• _JOB_:
Repeat the records below exactly, leaving out every picture.

◆ ◆ ◆

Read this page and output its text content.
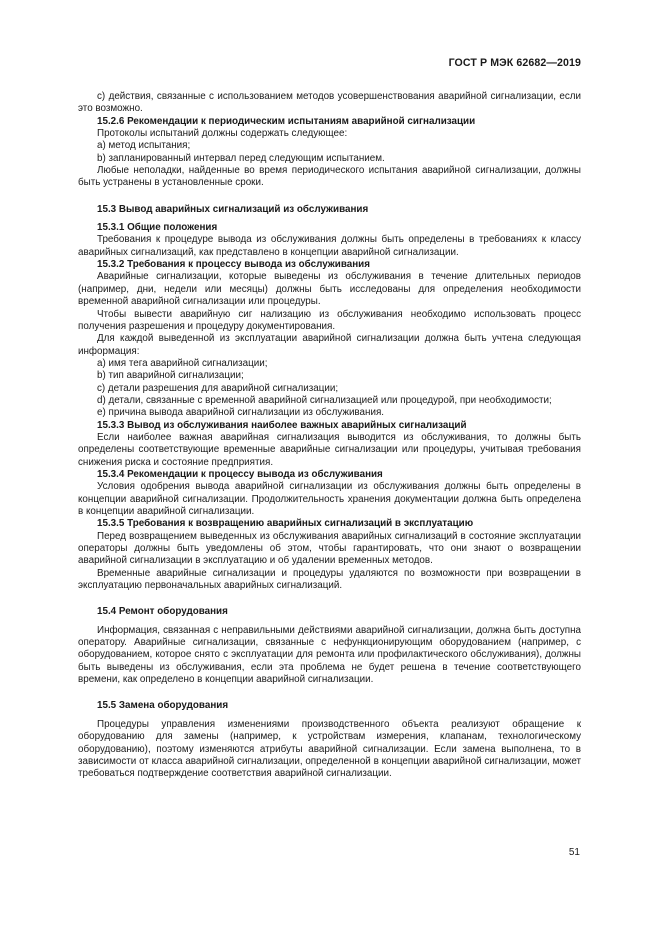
ГОСТ Р МЭК 62682—2019

c) действия, связанные с использованием методов усовершенствования аварийной сигнализации, если это возможно.

15.2.6 Рекомендации к периодическим испытаниям аварийной сигнализации

Протоколы испытаний должны содержать следующее:

a) метод испытания;

b) запланированный интервал перед следующим испытанием.

Любые неполадки, найденные во время периодического испытания аварийной сигнализации, должны быть устранены в установленные сроки.

15.3 Вывод аварийных сигнализаций из обслуживания

15.3.1 Общие положения

Требования к процедуре вывода из обслуживания должны быть определены в требованиях к классу аварийных сигнализаций, как представлено в концепции аварийной сигнализации.

15.3.2 Требования к процессу вывода из обслуживания

Аварийные сигнализации, которые выведены из обслуживания в течение длительных периодов (например, дни, недели или месяцы) должны быть исследованы для определения необходимости временной аварийной сигнализации или процедуры.

Чтобы вывести аварийную сиг нализацию из обслуживания необходимо использовать процесс получения разрешения и процедуру документирования.

Для каждой выведенной из эксплуатации аварийной сигнализации должна быть учтена следующая информация:

a) имя тега аварийной сигнализации;

b) тип аварийной сигнализации;

c) детали разрешения для аварийной сигнализации;

d) детали, связанные с временной аварийной сигнализацией или процедурой, при необходимости;

e) причина вывода аварийной сигнализации из обслуживания.

15.3.3 Вывод из обслуживания наиболее важных аварийных сигнализаций

Если наиболее важная аварийная сигнализация выводится из обслуживания, то должны быть определены соответствующие временные аварийные сигнализации или процедуры, учитывая требования снижения риска и состояние предприятия.

15.3.4 Рекомендации к процессу вывода из обслуживания

Условия одобрения вывода аварийной сигнализации из обслуживания должны быть определены в концепции аварийной сигнализации. Продолжительность хранения документации должна быть определена в концепции аварийной сигнализации.

15.3.5 Требования к возвращению аварийных сигнализаций в эксплуатацию

Перед возвращением выведенных из обслуживания аварийных сигнализаций в состояние эксплуатации операторы должны быть уведомлены об этом, чтобы гарантировать, что они знают о возвращении аварийной сигнализации в эксплуатацию и об удалении временных методов.

Временные аварийные сигнализации и процедуры удаляются по возможности при возвращении в эксплуатацию первоначальных аварийных сигнализаций.

15.4 Ремонт оборудования

Информация, связанная с неправильными действиями аварийной сигнализации, должна быть доступна оператору. Аварийные сигнализации, связанные с нефункционирующим оборудованием (например, с оборудованием, которое снято с эксплуатации для ремонта или профилактического обслуживания), должны быть выведены из обслуживания, если эта проблема не будет решена в течение соответствующего времени, как определено в концепции аварийной сигнализации.

15.5 Замена оборудования

Процедуры управления изменениями производственного объекта реализуют обращение к оборудованию для замены (например, к устройствам измерения, клапанам, технологическому оборудованию), поэтому изменяются атрибуты аварийной сигнализации. Если замена выполнена, то в зависимости от класса аварийной сигнализации, определенной в концепции аварийной сигнализации, может требоваться подтверждение соответствия аварийной сигнализации.

51
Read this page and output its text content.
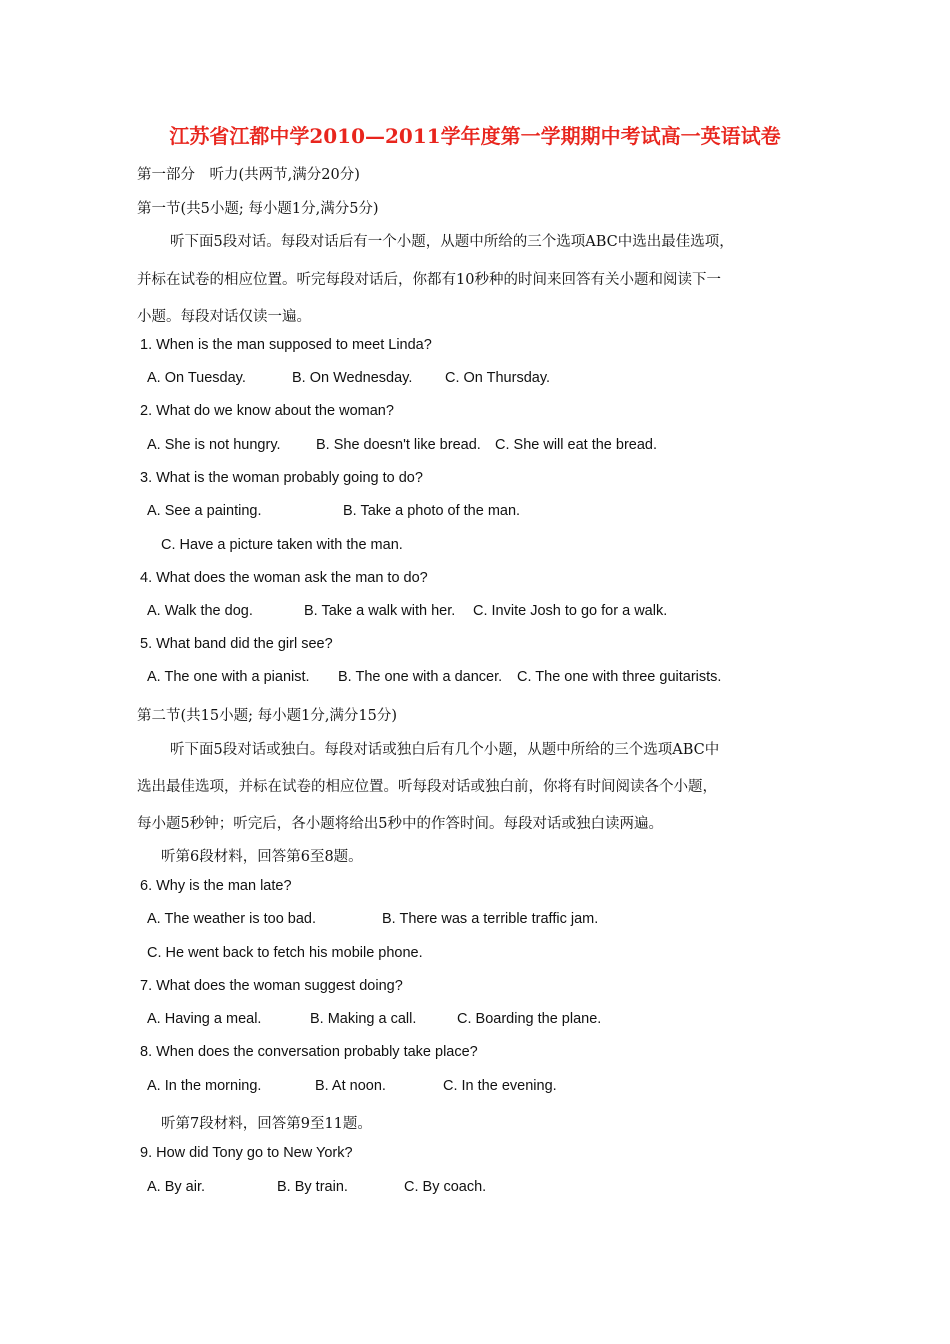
江苏省江都中学2010—2011学年度第一学期期中考试高一英语试卷
第一部分　听力(共两节,满分20分)
第一节(共5小题; 每小题1分,满分5分)
听下面5段对话。每段对话后有一个小题，从题中所给的三个选项ABC中选出最佳选项，
并标在试卷的相应位置。听完每段对话后，你都有10秒种的时间来回答有关小题和阅读下一
小题。每段对话仅读一遍。
1. When is the man supposed to meet Linda?
A. On Tuesday.	B. On Wednesday. C. On Thursday.
2. What do we know about the woman?
A. She is not hungry. B. She doesn't like bread. C. She will eat the bread.
3. What is the woman probably going to do?
A. See a painting.	B. Take a photo of the man.
C. Have a picture taken with the man.
4. What does the woman ask the man to do?
A. Walk the dog.	B. Take a walk with her. C. Invite Josh to go for a walk.
5. What band did the girl see?
A. The one with a pianist. B. The one with a dancer. C. The one with three guitarists.
第二节(共15小题; 每小题1分,满分15分)
听下面5段对话或独白。每段对话或独白后有几个小题，从题中所给的三个选项ABC中
选出最佳选项，并标在试卷的相应位置。听每段对话或独白前，你将有时间阅读各个小题，
每小题5秒钟；听完后，各小题将给出5秒中的作答时间。每段对话或独白读两遍。
听第6段材料，回答第6至8题。
6. Why is the man late?
A. The weather is too bad.	B. There was a terrible traffic jam.
C. He went back to fetch his mobile phone.
7. What does the woman suggest doing?
A. Having a meal.	B. Making a call.	C. Boarding the plane.
8. When does the conversation probably take place?
A. In the morning.	B. At noon.	C. In the evening.
听第7段材料，回答第9至11题。
9. How did Tony go to New York?
A. By air.	B. By train.	C. By coach.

◆ ◆ ◆

• _WORKED SOLUTION_:
Read this page and output its text content.
ГОСТ Р МЭК 62682—2019

c) действия, связанные с использованием методов усовершенствования аварийной сигнализации, если это возможно.

15.2.6 Рекомендации к периодическим испытаниям аварийной сигнализации

Протоколы испытаний должны содержать следующее:

a) метод испытания;

b) запланированный интервал перед следующим испытанием.

Любые неполадки, найденные во время периодического испытания аварийной сигнализации, должны быть устранены в установленные сроки.

15.3 Вывод аварийных сигнализаций из обслуживания

15.3.1 Общие положения

Требования к процедуре вывода из обслуживания должны быть определены в требованиях к классу аварийных сигнализаций, как представлено в концепции аварийной сигнализации.

15.3.2 Требования к процессу вывода из обслуживания

Аварийные сигнализации, которые выведены из обслуживания в течение длительных периодов (например, дни, недели или месяцы) должны быть исследованы для определения необходимости временной аварийной сигнализации или процедуры.

Чтобы вывести аварийную сиг нализацию из обслуживания необходимо использовать процесс получения разрешения и процедуру документирования.

Для каждой выведенной из эксплуатации аварийной сигнализации должна быть учтена следующая информация:

a) имя тега аварийной сигнализации;

b) тип аварийной сигнализации;

c) детали разрешения для аварийной сигнализации;

d) детали, связанные с временной аварийной сигнализацией или процедурой, при необходимости;

e) причина вывода аварийной сигнализации из обслуживания.

15.3.3 Вывод из обслуживания наиболее важных аварийных сигнализаций

Если наиболее важная аварийная сигнализация выводится из обслуживания, то должны быть определены соответствующие временные аварийные сигнализации или процедуры, учитывая требования снижения риска и состояние предприятия.

15.3.4 Рекомендации к процессу вывода из обслуживания

Условия одобрения вывода аварийной сигнализации из обслуживания должны быть определены в концепции аварийной сигнализации. Продолжительность хранения документации должна быть определена в концепции аварийной сигнализации.

15.3.5 Требования к возвращению аварийных сигнализаций в эксплуатацию

Перед возвращением выведенных из обслуживания аварийных сигнализаций в состояние эксплуатации операторы должны быть уведомлены об этом, чтобы гарантировать, что они знают о возвращении аварийной сигнализации в эксплуатацию и об удалении временных методов.

Временные аварийные сигнализации и процедуры удаляются по возможности при возвращении в эксплуатацию первоначальных аварийных сигнализаций.

15.4 Ремонт оборудования

Информация, связанная с неправильными действиями аварийной сигнализации, должна быть доступна оператору. Аварийные сигнализации, связанные с нефункционирующим оборудованием (например, с оборудованием, которое снято с эксплуатации для ремонта или профилактического обслуживания), должны быть выведены из обслуживания, если эта проблема не будет решена в течение соответствующего времени, как определено в концепции аварийной сигнализации.

15.5 Замена оборудования

Процедуры управления изменениями производственного объекта реализуют обращение к оборудованию для замены (например, к устройствам измерения, клапанам, технологическому оборудованию), поэтому изменяются атрибуты аварийной сигнализации. Если замена выполнена, то в зависимости от класса аварийной сигнализации, определенной в концепции аварийной сигнализации, может требоваться подтверждение соответствия аварийной сигнализации.

51
Read this page and output its text content.
江苏省江都中学2010—2011学年度第一学期期中考试高一英语试卷
第一部分　听力(共两节,满分20分)
第一节(共5小题; 每小题1分,满分5分)
听下面5段对话。每段对话后有一个小题，从题中所给的三个选项ABC中选出最佳选项，
并标在试卷的相应位置。听完每段对话后，你都有10秒种的时间来回答有关小题和阅读下一
小题。每段对话仅读一遍。
1. When is the man supposed to meet Linda?
A. On Tuesday.	B. On Wednesday. C. On Thursday.
2. What do we know about the woman?
A. She is not hungry. B. She doesn't like bread. C. She will eat the bread.
3. What is the woman probably going to do?
A. See a painting.	B. Take a photo of the man.
C. Have a picture taken with the man.
4. What does the woman ask the man to do?
A. Walk the dog.	B. Take a walk with her. C. Invite Josh to go for a walk.
5. What band did the girl see?
A. The one with a pianist. B. The one with a dancer. C. The one with three guitarists.
第二节(共15小题; 每小题1分,满分15分)
听下面5段对话或独白。每段对话或独白后有几个小题，从题中所给的三个选项ABC中
选出最佳选项，并标在试卷的相应位置。听每段对话或独白前，你将有时间阅读各个小题，
每小题5秒钟；听完后，各小题将给出5秒中的作答时间。每段对话或独白读两遍。
听第6段材料，回答第6至8题。
6. Why is the man late?
A. The weather is too bad.	B. There was a terrible traffic jam.
C. He went back to fetch his mobile phone.
7. What does the woman suggest doing?
A. Having a meal.	B. Making a call.	C. Boarding the plane.
8. When does the conversation probably take place?
A. In the morning.	B. At noon.	C. In the evening.
听第7段材料，回答第9至11题。
9. How did Tony go to New York?
A. By air.	B. By train.	C. By coach.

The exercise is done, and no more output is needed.